*Task statement:* Present each line of the entries below that holds the word "Confirmed".

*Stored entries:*
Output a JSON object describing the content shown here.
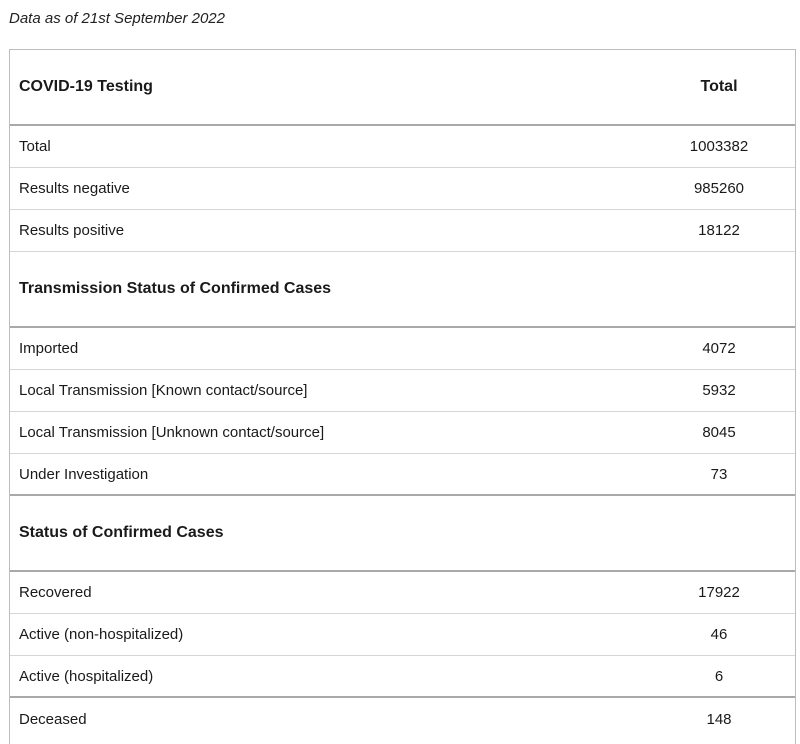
{
  "note": "Data as of 21st September 2022",
  "table": {
    "header": {
      "label": "COVID-19 Testing",
      "value": "Total"
    },
    "testing": [
      {
        "label": "Total",
        "value": "1003382"
      },
      {
        "label": "Results negative",
        "value": "985260"
      },
      {
        "label": "Results positive",
        "value": "18122"
      }
    ],
    "transmission": {
      "title": "Transmission Status of Confirmed Cases",
      "rows": [
        {
          "label": "Imported",
          "value": "4072"
        },
        {
          "label": "Local Transmission [Known contact/source]",
          "value": "5932"
        },
        {
          "label": "Local Transmission [Unknown contact/source]",
          "value": "8045"
        },
        {
          "label": "Under Investigation",
          "value": "73"
        }
      ]
    },
    "status": {
      "title": "Status of Confirmed Cases",
      "rows": [
        {
          "label": "Recovered",
          "value": "17922"
        },
        {
          "label": "Active (non-hospitalized)",
          "value": "46"
        },
        {
          "label": "Active (hospitalized)",
          "value": "6"
        },
        {
          "label": "Deceased",
          "value": "148"
        }
      ]
    }
  }
}
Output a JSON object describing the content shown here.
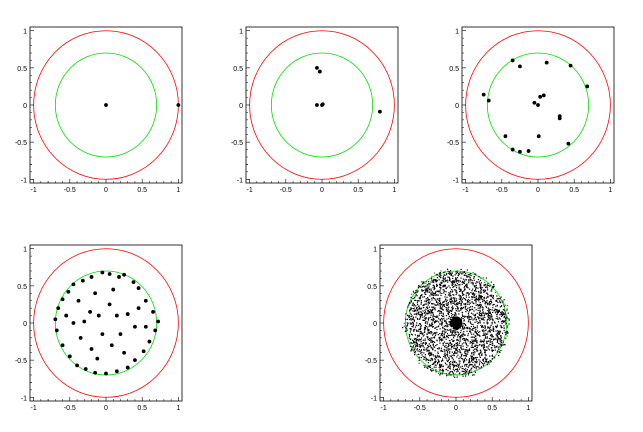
{
  "chart_data": [
    {
      "type": "scatter",
      "xlim": [
        -1.05,
        1.05
      ],
      "ylim": [
        -1.05,
        1.05
      ],
      "x_ticks": [
        "-1",
        "-0.5",
        "0",
        "0.5",
        "1"
      ],
      "y_ticks": [
        "1",
        "0.5",
        "0",
        "-0.5",
        "-1"
      ],
      "circles": [
        {
          "r": 1.0,
          "color": "#ff0000"
        },
        {
          "r": 0.7,
          "color": "#00dd00"
        }
      ],
      "points": [
        [
          0,
          0
        ],
        [
          1.0,
          0
        ]
      ]
    },
    {
      "type": "scatter",
      "xlim": [
        -1.05,
        1.05
      ],
      "ylim": [
        -1.05,
        1.05
      ],
      "x_ticks": [
        "-1",
        "-0.5",
        "0",
        "0.5",
        "1"
      ],
      "y_ticks": [
        "1",
        "0.5",
        "0",
        "-0.5",
        "-1"
      ],
      "circles": [
        {
          "r": 1.0,
          "color": "#ff0000"
        },
        {
          "r": 0.7,
          "color": "#00dd00"
        }
      ],
      "points": [
        [
          -0.07,
          0.5
        ],
        [
          -0.03,
          0.45
        ],
        [
          -0.07,
          0.0
        ],
        [
          0.0,
          0.0
        ],
        [
          0.01,
          0.01
        ],
        [
          0.8,
          -0.09
        ]
      ]
    },
    {
      "type": "scatter",
      "xlim": [
        -1.05,
        1.05
      ],
      "ylim": [
        -1.05,
        1.05
      ],
      "x_ticks": [
        "-1",
        "-0.5",
        "0",
        "0.5",
        "1"
      ],
      "y_ticks": [
        "1",
        "0.5",
        "0",
        "-0.5",
        "-1"
      ],
      "circles": [
        {
          "r": 1.0,
          "color": "#ff0000"
        },
        {
          "r": 0.7,
          "color": "#00dd00"
        }
      ],
      "points": [
        [
          -0.35,
          0.6
        ],
        [
          -0.25,
          0.52
        ],
        [
          0.12,
          0.57
        ],
        [
          0.45,
          0.53
        ],
        [
          0.68,
          0.25
        ],
        [
          -0.75,
          0.14
        ],
        [
          -0.68,
          0.06
        ],
        [
          0.03,
          0.11
        ],
        [
          -0.05,
          0.03
        ],
        [
          0.0,
          0.0
        ],
        [
          0.3,
          -0.15
        ],
        [
          0.3,
          -0.18
        ],
        [
          -0.45,
          -0.42
        ],
        [
          0.01,
          -0.42
        ],
        [
          -0.35,
          -0.6
        ],
        [
          -0.25,
          -0.63
        ],
        [
          -0.13,
          -0.62
        ],
        [
          0.42,
          -0.52
        ],
        [
          0.08,
          0.13
        ]
      ]
    },
    {
      "type": "scatter",
      "xlim": [
        -1.05,
        1.05
      ],
      "ylim": [
        -1.05,
        1.05
      ],
      "x_ticks": [
        "-1",
        "-0.5",
        "0",
        "0.5",
        "1"
      ],
      "y_ticks": [
        "1",
        "0.5",
        "0",
        "-0.5",
        "-1"
      ],
      "circles": [
        {
          "r": 1.0,
          "color": "#ff0000"
        },
        {
          "r": 0.7,
          "color": "#00dd00"
        }
      ],
      "points": [
        [
          -0.32,
          0.57
        ],
        [
          -0.45,
          0.52
        ],
        [
          -0.2,
          0.62
        ],
        [
          -0.05,
          0.68
        ],
        [
          0.05,
          0.66
        ],
        [
          0.18,
          0.62
        ],
        [
          0.25,
          0.65
        ],
        [
          0.38,
          0.55
        ],
        [
          0.45,
          0.47
        ],
        [
          0.55,
          0.3
        ],
        [
          0.65,
          0.15
        ],
        [
          0.72,
          0.02
        ],
        [
          0.68,
          -0.1
        ],
        [
          0.6,
          -0.25
        ],
        [
          0.52,
          -0.38
        ],
        [
          0.4,
          -0.5
        ],
        [
          0.3,
          -0.6
        ],
        [
          0.15,
          -0.65
        ],
        [
          0.0,
          -0.68
        ],
        [
          -0.15,
          -0.67
        ],
        [
          -0.28,
          -0.62
        ],
        [
          -0.4,
          -0.57
        ],
        [
          -0.5,
          -0.45
        ],
        [
          -0.6,
          -0.3
        ],
        [
          -0.68,
          -0.1
        ],
        [
          -0.7,
          0.05
        ],
        [
          -0.66,
          0.2
        ],
        [
          -0.6,
          0.32
        ],
        [
          -0.52,
          0.42
        ],
        [
          -0.38,
          0.3
        ],
        [
          -0.22,
          0.15
        ],
        [
          -0.1,
          0.1
        ],
        [
          0.05,
          0.25
        ],
        [
          0.15,
          0.1
        ],
        [
          0.3,
          0.12
        ],
        [
          0.4,
          -0.05
        ],
        [
          0.2,
          -0.15
        ],
        [
          0.08,
          -0.3
        ],
        [
          -0.05,
          -0.15
        ],
        [
          -0.2,
          -0.35
        ],
        [
          -0.35,
          -0.2
        ],
        [
          -0.45,
          0.0
        ],
        [
          -0.3,
          0.02
        ],
        [
          0.45,
          0.2
        ],
        [
          0.55,
          -0.05
        ],
        [
          -0.12,
          -0.48
        ],
        [
          0.25,
          -0.4
        ],
        [
          -0.55,
          0.1
        ],
        [
          0.1,
          0.45
        ],
        [
          -0.15,
          0.4
        ]
      ]
    },
    {
      "type": "scatter",
      "xlim": [
        -1.05,
        1.05
      ],
      "ylim": [
        -1.05,
        1.05
      ],
      "x_ticks": [
        "-1",
        "-0.5",
        "0",
        "0.5",
        "1"
      ],
      "y_ticks": [
        "1",
        "0.5",
        "0",
        "-0.5",
        "-1"
      ],
      "circles": [
        {
          "r": 1.0,
          "color": "#ff0000"
        },
        {
          "r": 0.7,
          "color": "#00dd00"
        }
      ],
      "points": [
        [
          0,
          0
        ]
      ],
      "dense_cloud": {
        "count": 2600,
        "radius": 0.75,
        "core_count": 400,
        "core_radius": 0.08,
        "ring_color": "#2a7a2a"
      }
    }
  ]
}
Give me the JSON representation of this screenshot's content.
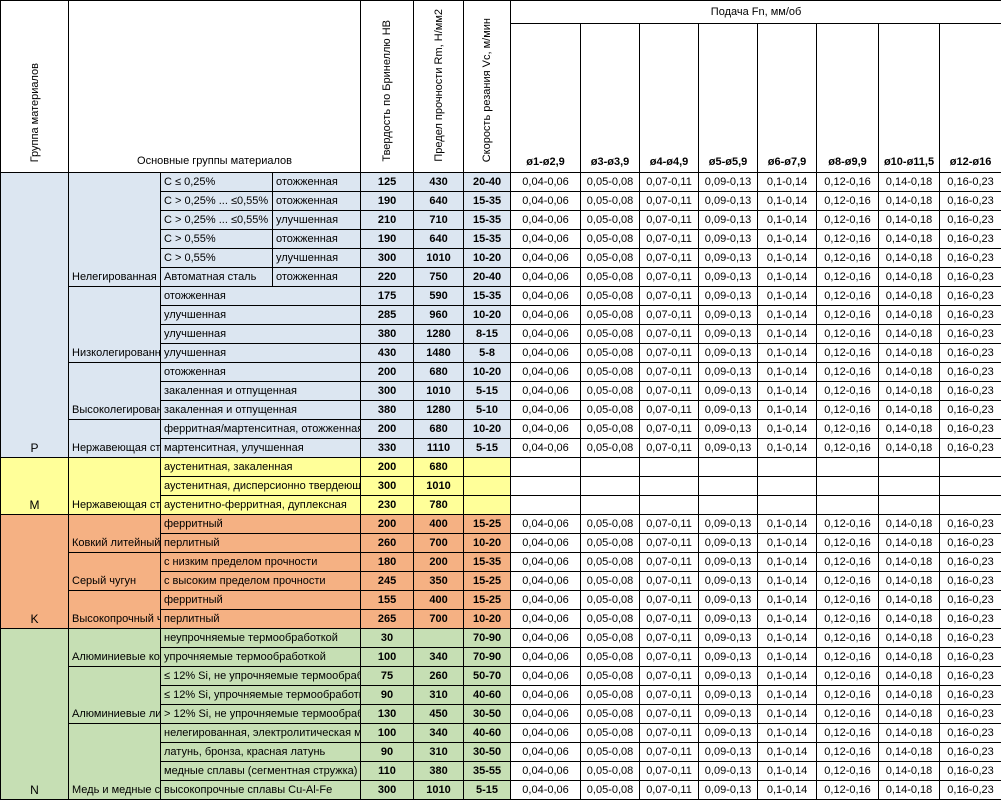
{
  "header": {
    "group_col": "Группа материалов",
    "main_groups": "Основные группы материалов",
    "hardness": "Твердость по Бринеллю HB",
    "strength": "Предел прочности Rm, Н/мм2",
    "speed": "Скорость резания Vc, м/мин",
    "feed": "Подача Fn, мм/об",
    "diameters": [
      "ø1-ø2,9",
      "ø3-ø3,9",
      "ø4-ø4,9",
      "ø5-ø5,9",
      "ø6-ø7,9",
      "ø8-ø9,9",
      "ø10-ø11,5",
      "ø12-ø16"
    ]
  },
  "colors": {
    "P": "#DCE6F1",
    "M": "#FFFF99",
    "K": "#F5B183",
    "N": "#C6DFB4",
    "white": "#FFFFFF",
    "border": "#000000"
  },
  "feed_values": [
    "0,04-0,06",
    "0,05-0,08",
    "0,07-0,11",
    "0,09-0,13",
    "0,1-0,14",
    "0,12-0,16",
    "0,14-0,18",
    "0,16-0,23"
  ],
  "sections": [
    {
      "letter": "P",
      "color_key": "P",
      "groups": [
        {
          "name": "Нелегированная с",
          "rows": [
            {
              "c": "C ≤ 0,25%",
              "d": "отожженная",
              "hb": "125",
              "rm": "430",
              "vc": "20-40"
            },
            {
              "c": "C > 0,25% ... ≤0,55%",
              "d": "отожженная",
              "hb": "190",
              "rm": "640",
              "vc": "15-35"
            },
            {
              "c": "C > 0,25% ... ≤0,55%",
              "d": "улучшенная",
              "hb": "210",
              "rm": "710",
              "vc": "15-35"
            },
            {
              "c": "C > 0,55%",
              "d": "отожженная",
              "hb": "190",
              "rm": "640",
              "vc": "15-35"
            },
            {
              "c": "C > 0,55%",
              "d": "улучшенная",
              "hb": "300",
              "rm": "1010",
              "vc": "10-20"
            },
            {
              "c": "Автоматная сталь",
              "d": "отожженная",
              "hb": "220",
              "rm": "750",
              "vc": "20-40"
            }
          ]
        },
        {
          "name": "Низколегированн",
          "rows": [
            {
              "cd": "отожженная",
              "hb": "175",
              "rm": "590",
              "vc": "15-35"
            },
            {
              "cd": "улучшенная",
              "hb": "285",
              "rm": "960",
              "vc": "10-20"
            },
            {
              "cd": "улучшенная",
              "hb": "380",
              "rm": "1280",
              "vc": "8-15"
            },
            {
              "cd": "улучшенная",
              "hb": "430",
              "rm": "1480",
              "vc": "5-8"
            }
          ]
        },
        {
          "name": "Высоколегирован",
          "rows": [
            {
              "cd": "отожженная",
              "hb": "200",
              "rm": "680",
              "vc": "10-20"
            },
            {
              "cd": "закаленная и отпущенная",
              "hb": "300",
              "rm": "1010",
              "vc": "5-15"
            },
            {
              "cd": "закаленная и отпущенная",
              "hb": "380",
              "rm": "1280",
              "vc": "5-10"
            }
          ]
        },
        {
          "name": "Нержавеющая ст",
          "rows": [
            {
              "cd": "ферритная/мартенситная, отожженная",
              "hb": "200",
              "rm": "680",
              "vc": "10-20"
            },
            {
              "cd": "мартенситная, улучшенная",
              "hb": "330",
              "rm": "1110",
              "vc": "5-15"
            }
          ]
        }
      ]
    },
    {
      "letter": "M",
      "color_key": "M",
      "groups": [
        {
          "name": "Нержавеющая ст",
          "rows": [
            {
              "cd": "аустенитная, закаленная",
              "hb": "200",
              "rm": "680",
              "vc": "",
              "feeds": false
            },
            {
              "cd": "аустенитная, дисперсионно твердеющая",
              "hb": "300",
              "rm": "1010",
              "vc": "",
              "feeds": false
            },
            {
              "cd": "аустенитно-ферритная, дуплексная",
              "hb": "230",
              "rm": "780",
              "vc": "",
              "feeds": false
            }
          ]
        }
      ]
    },
    {
      "letter": "K",
      "color_key": "K",
      "groups": [
        {
          "name": "Ковкий литейный",
          "rows": [
            {
              "cd": "ферритный",
              "hb": "200",
              "rm": "400",
              "vc": "15-25"
            },
            {
              "cd": "перлитный",
              "hb": "260",
              "rm": "700",
              "vc": "10-20"
            }
          ]
        },
        {
          "name": "Серый чугун",
          "rows": [
            {
              "cd": "с низким пределом прочности",
              "hb": "180",
              "rm": "200",
              "vc": "15-35"
            },
            {
              "cd": "с высоким пределом прочности",
              "hb": "245",
              "rm": "350",
              "vc": "15-25"
            }
          ]
        },
        {
          "name": "Высокопрочный ч",
          "rows": [
            {
              "cd": "ферритный",
              "hb": "155",
              "rm": "400",
              "vc": "15-25"
            },
            {
              "cd": "перлитный",
              "hb": "265",
              "rm": "700",
              "vc": "10-20"
            }
          ]
        }
      ]
    },
    {
      "letter": "N",
      "color_key": "N",
      "groups": [
        {
          "name": "Алюминиевые ко",
          "rows": [
            {
              "cd": "неупрочняемые термообработкой",
              "hb": "30",
              "rm": "",
              "vc": "70-90"
            },
            {
              "cd": "упрочняемые термообработкой",
              "hb": "100",
              "rm": "340",
              "vc": "70-90"
            }
          ]
        },
        {
          "name": "Алюминиевые ли",
          "rows": [
            {
              "cd": "≤ 12% Si, не упрочняемые термообработкой",
              "hb": "75",
              "rm": "260",
              "vc": "50-70"
            },
            {
              "cd": "≤ 12% Si, упрочняемые термообработкой",
              "hb": "90",
              "rm": "310",
              "vc": "40-60"
            },
            {
              "cd": "> 12% Si, не упрочняемые термообработкой",
              "hb": "130",
              "rm": "450",
              "vc": "30-50"
            }
          ]
        },
        {
          "name": "Медь и медные с",
          "rows": [
            {
              "cd": "нелегированная, электролитическая медь",
              "hb": "100",
              "rm": "340",
              "vc": "40-60"
            },
            {
              "cd": "латунь, бронза, красная латунь",
              "hb": "90",
              "rm": "310",
              "vc": "30-50"
            },
            {
              "cd": "медные сплавы (сегментная стружка)",
              "hb": "110",
              "rm": "380",
              "vc": "35-55"
            },
            {
              "cd": "высокопрочные сплавы Cu-Al-Fe",
              "hb": "300",
              "rm": "1010",
              "vc": "5-15"
            }
          ]
        }
      ]
    }
  ]
}
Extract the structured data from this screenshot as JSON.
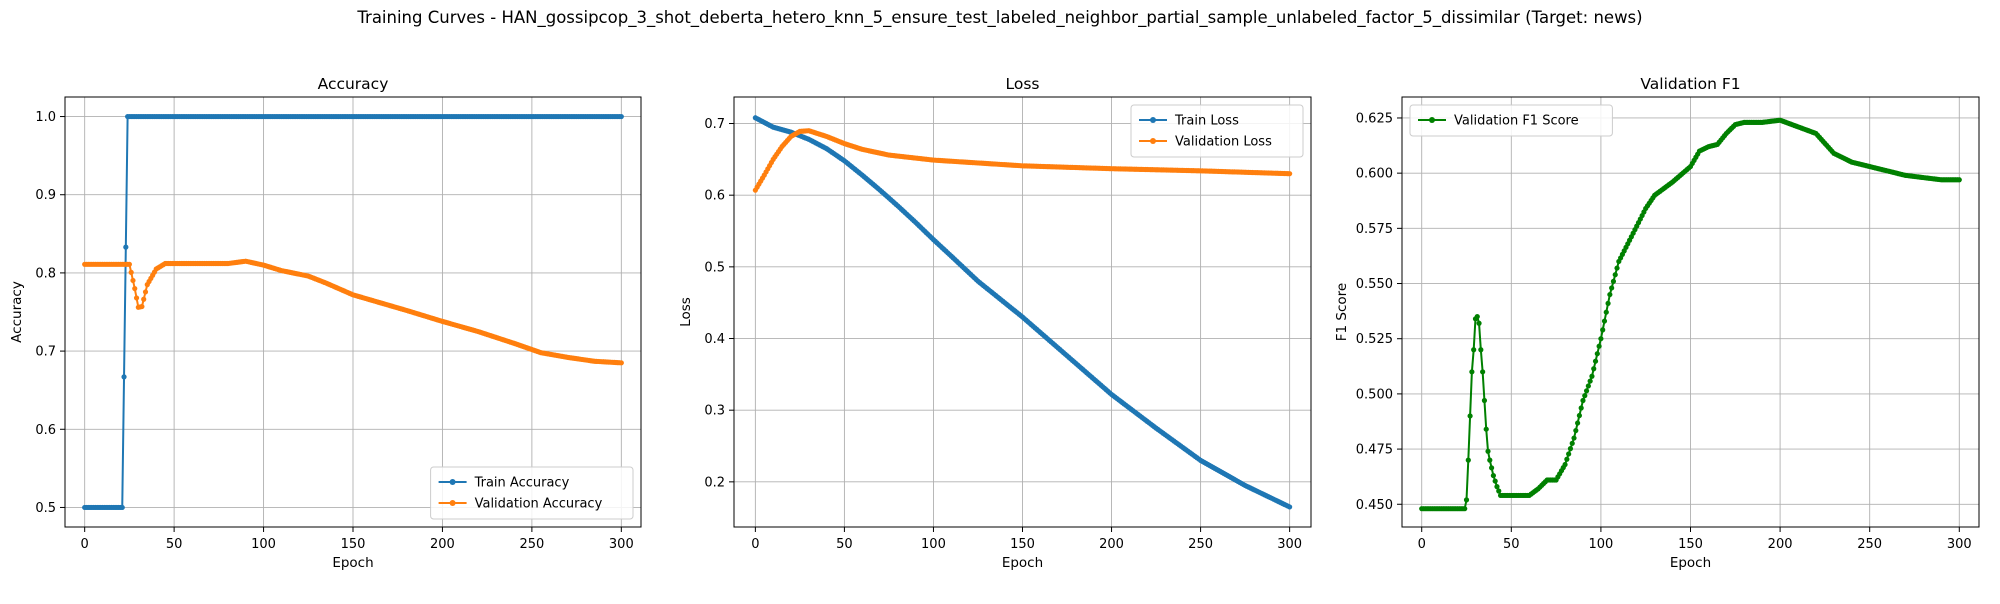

*Exercise response:*
      "title": "Transmission Status of Confirmed Cases",
      "title": "Status of Confirmed Cases",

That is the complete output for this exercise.